__DATA PROVIDED__.

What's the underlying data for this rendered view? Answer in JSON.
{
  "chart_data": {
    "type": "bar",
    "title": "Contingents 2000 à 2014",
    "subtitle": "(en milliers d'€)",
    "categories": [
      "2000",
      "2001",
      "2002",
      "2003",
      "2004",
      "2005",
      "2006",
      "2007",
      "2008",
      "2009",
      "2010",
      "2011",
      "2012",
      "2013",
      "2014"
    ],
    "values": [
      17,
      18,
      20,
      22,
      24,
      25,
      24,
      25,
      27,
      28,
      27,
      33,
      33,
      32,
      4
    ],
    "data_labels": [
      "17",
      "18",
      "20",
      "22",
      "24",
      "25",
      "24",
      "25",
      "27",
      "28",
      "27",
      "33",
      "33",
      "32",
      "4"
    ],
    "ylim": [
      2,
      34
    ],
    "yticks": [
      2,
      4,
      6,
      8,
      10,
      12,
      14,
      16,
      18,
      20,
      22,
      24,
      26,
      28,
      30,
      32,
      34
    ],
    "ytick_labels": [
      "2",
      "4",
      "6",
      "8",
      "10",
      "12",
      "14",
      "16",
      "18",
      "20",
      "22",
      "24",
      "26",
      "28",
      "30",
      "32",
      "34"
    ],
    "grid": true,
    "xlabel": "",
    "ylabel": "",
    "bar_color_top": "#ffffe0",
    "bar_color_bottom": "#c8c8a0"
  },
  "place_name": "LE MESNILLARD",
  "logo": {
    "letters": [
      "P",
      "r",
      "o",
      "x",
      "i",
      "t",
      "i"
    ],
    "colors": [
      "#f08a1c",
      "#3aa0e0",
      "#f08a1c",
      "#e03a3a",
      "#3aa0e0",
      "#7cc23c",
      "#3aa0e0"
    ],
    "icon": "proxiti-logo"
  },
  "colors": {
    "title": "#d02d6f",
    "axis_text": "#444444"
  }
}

__PROBLEM TO WORK ON__. Return all of the entries exactly as they were supplied.

__SOLUTION TO THIS EXERCISE__.
What's the underlying data for this rendered view? Answer in JSON.
{
  "chart_data": {
    "type": "bar",
    "title": "Contingents 2000 à 2014",
    "subtitle": "(en milliers d'€)",
    "categories": [
      "2000",
      "2001",
      "2002",
      "2003",
      "2004",
      "2005",
      "2006",
      "2007",
      "2008",
      "2009",
      "2010",
      "2011",
      "2012",
      "2013",
      "2014"
    ],
    "values": [
      17,
      18,
      20,
      22,
      24,
      25,
      24,
      25,
      27,
      28,
      27,
      33,
      33,
      32,
      4
    ],
    "data_labels": [
      "17",
      "18",
      "20",
      "22",
      "24",
      "25",
      "24",
      "25",
      "27",
      "28",
      "27",
      "33",
      "33",
      "32",
      "4"
    ],
    "ylim": [
      2,
      34
    ],
    "yticks": [
      2,
      4,
      6,
      8,
      10,
      12,
      14,
      16,
      18,
      20,
      22,
      24,
      26,
      28,
      30,
      32,
      34
    ],
    "ytick_labels": [
      "2",
      "4",
      "6",
      "8",
      "10",
      "12",
      "14",
      "16",
      "18",
      "20",
      "22",
      "24",
      "26",
      "28",
      "30",
      "32",
      "34"
    ],
    "grid": true,
    "xlabel": "",
    "ylabel": "",
    "bar_color_top": "#ffffe0",
    "bar_color_bottom": "#c8c8a0"
  },
  "place_name": "LE MESNILLARD",
  "logo": {
    "letters": [
      "P",
      "r",
      "o",
      "x",
      "i",
      "t",
      "i"
    ],
    "colors": [
      "#f08a1c",
      "#3aa0e0",
      "#f08a1c",
      "#e03a3a",
      "#3aa0e0",
      "#7cc23c",
      "#3aa0e0"
    ],
    "icon": "proxiti-logo"
  },
  "colors": {
    "title": "#d02d6f",
    "axis_text": "#444444"
  }
}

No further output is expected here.